■ EXERCISE INSTRUCTIONS ■
Scan the data beneath this task and copy each line that includes "Σαοὺλ".

■ RECORDS TO USE ■
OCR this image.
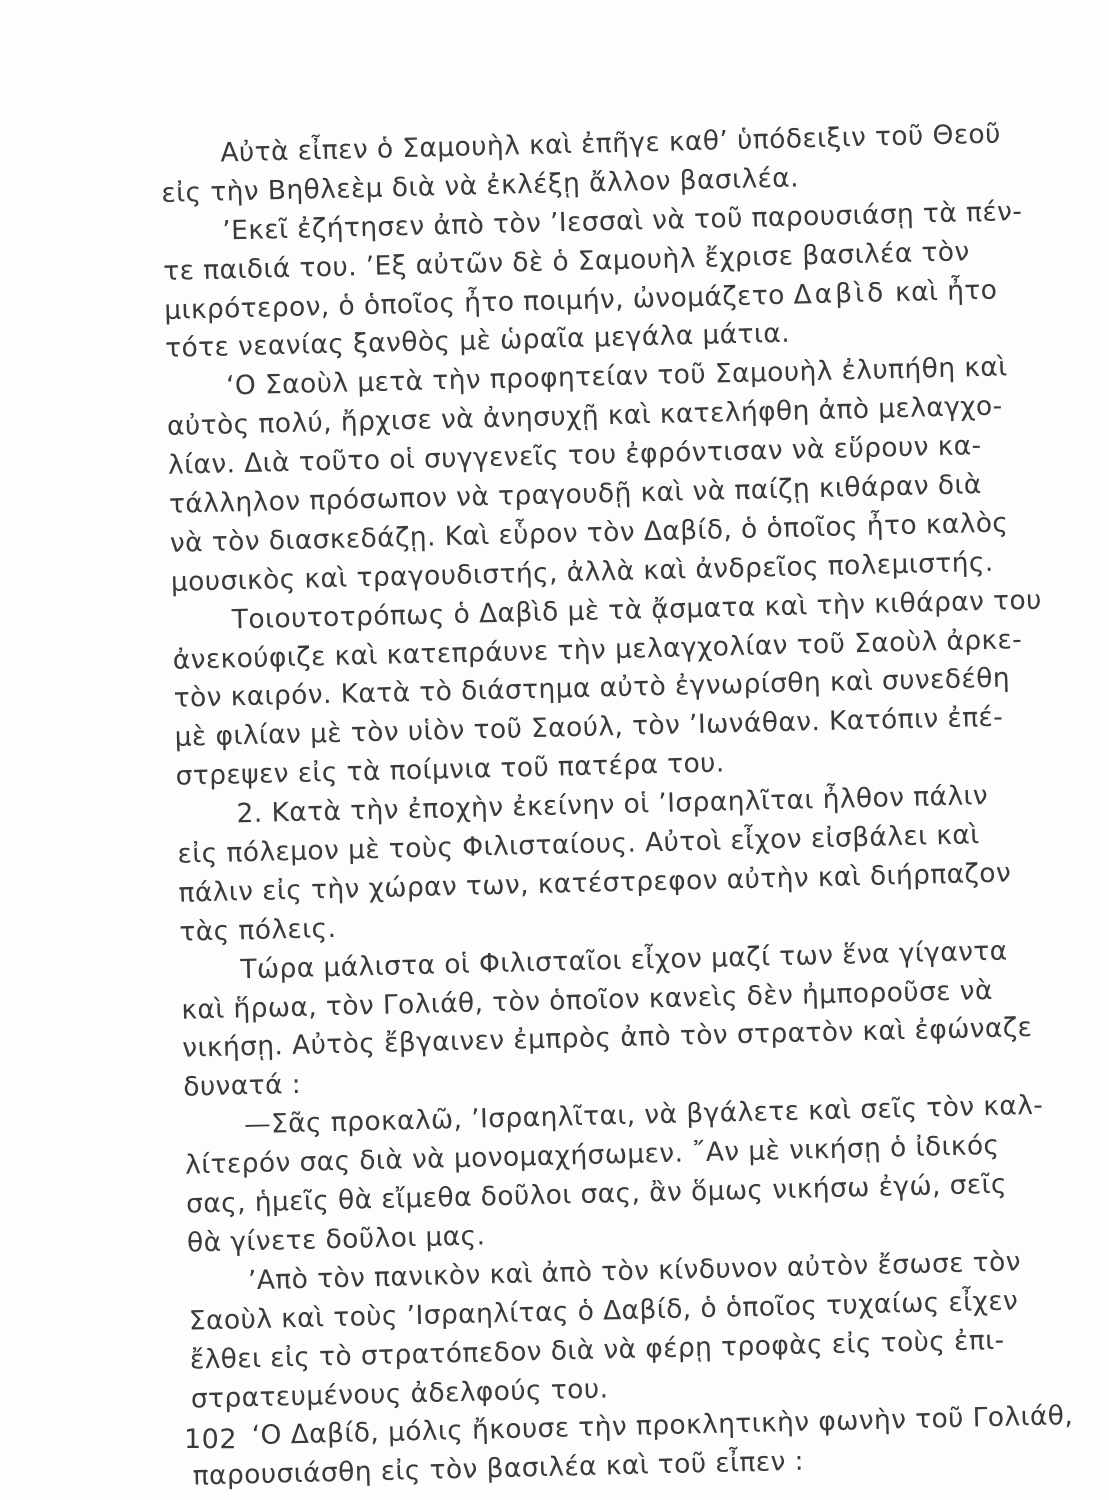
Αὐτὰ εἶπεν ὁ Σαμουὴλ καὶ ἐπῆγε καθ’ ὑπόδειξιν τοῦ Θεοῦ
εἰς τὴν Βηθλεὲμ διὰ νὰ ἐκλέξῃ ἄλλον βασιλέα.
’Εκεῖ ἐζήτησεν ἀπὸ τὸν ’Ιεσσαὶ νὰ τοῦ παρουσιάσῃ τὰ πέν-
τε παιδιά του. ’Εξ αὐτῶν δὲ ὁ Σαμουὴλ ἔχρισε βασιλέα τὸν
μικρότερον, ὁ ὁποῖος ἦτο ποιμήν, ὠνομάζετο Δαβὶδ καὶ ἦτο
τότε νεανίας ξανθὸς μὲ ὡραῖα μεγάλα μάτια.
‘Ο Σαοὺλ μετὰ τὴν προφητείαν τοῦ Σαμουὴλ ἐλυπήθη καὶ
αὐτὸς πολύ, ἤρχισε νὰ ἀνησυχῇ καὶ κατελήφθη ἀπὸ μελαγχο-
λίαν. Διὰ τοῦτο οἱ συγγενεῖς του ἐφρόντισαν νὰ εὕρουν κα-
τάλληλον πρόσωπον νὰ τραγουδῇ καὶ νὰ παίζῃ κιθάραν διὰ
νὰ τὸν διασκεδάζῃ. Καὶ εὗρον τὸν Δαβίδ, ὁ ὁποῖος ἦτο καλὸς
μουσικὸς καὶ τραγουδιστής, ἀλλὰ καὶ ἀνδρεῖος πολεμιστής.
Τοιουτοτρόπως ὁ Δαβὶδ μὲ τὰ ᾄσματα καὶ τὴν κιθάραν του
ἀνεκούφιζε καὶ κατεπράυνε τὴν μελαγχολίαν τοῦ Σαοὺλ ἀρκε-
τὸν καιρόν. Κατὰ τὸ διάστημα αὐτὸ ἐγνωρίσθη καὶ συνεδέθη
μὲ φιλίαν μὲ τὸν υἱὸν τοῦ Σαούλ, τὸν ’Ιωνάθαν. Κατόπιν ἐπέ-
στρεψεν εἰς τὰ ποίμνια τοῦ πατέρα του.
2. Κατὰ τὴν ἐποχὴν ἐκείνην οἱ ’Ισραηλῖται ἦλθον πάλιν
εἰς πόλεμον μὲ τοὺς Φιλισταίους. Αὐτοὶ εἶχον εἰσβάλει καὶ
πάλιν εἰς τὴν χώραν των, κατέστρεφον αὐτὴν καὶ διήρπαζον
τὰς πόλεις.
Τώρα μάλιστα οἱ Φιλισταῖοι εἶχον μαζί των ἕνα γίγαντα
καὶ ἥρωα, τὸν Γολιάθ, τὸν ὁποῖον κανεὶς δὲν ἠμποροῦσε νὰ
νικήσῃ. Αὐτὸς ἔβγαινεν ἐμπρὸς ἀπὸ τὸν στρατὸν καὶ ἐφώναζε
δυνατά :
—Σᾶς προκαλῶ, ’Ισραηλῖται, νὰ βγάλετε καὶ σεῖς τὸν καλ-
λίτερόν σας διὰ νὰ μονομαχήσωμεν. ῎Αν μὲ νικήσῃ ὁ ἰδικός
σας, ἡμεῖς θὰ εἴμεθα δοῦλοι σας, ἂν ὅμως νικήσω ἐγώ, σεῖς
θὰ γίνετε δοῦλοι μας.
’Απὸ τὸν πανικὸν καὶ ἀπὸ τὸν κίνδυνον αὐτὸν ἔσωσε τὸν
Σαοὺλ καὶ τοὺς ’Ισραηλίτας ὁ Δαβίδ, ὁ ὁποῖος τυχαίως εἶχεν
ἔλθει εἰς τὸ στρατόπεδον διὰ νὰ φέρῃ τροφὰς εἰς τοὺς ἐπι-
στρατευμένους ἀδελφούς του.
‘Ο Δαβίδ, μόλις ἤκουσε τὴν προκλητικὴν φωνὴν τοῦ Γολιάθ,
παρουσιάσθη εἰς τὸν βασιλέα καὶ τοῦ εἶπεν :
102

■ ANSWER ■
‘Ο Σαοὺλ μετὰ τὴν προφητείαν τοῦ Σαμουὴλ ἐλυπήθη καὶ
ἀνεκούφιζε καὶ κατεπράυνε τὴν μελαγχολίαν τοῦ Σαοὺλ ἀρκε-
Σαοὺλ καὶ τοὺς ’Ισραηλίτας ὁ Δαβίδ, ὁ ὁποῖος τυχαίως εἶχεν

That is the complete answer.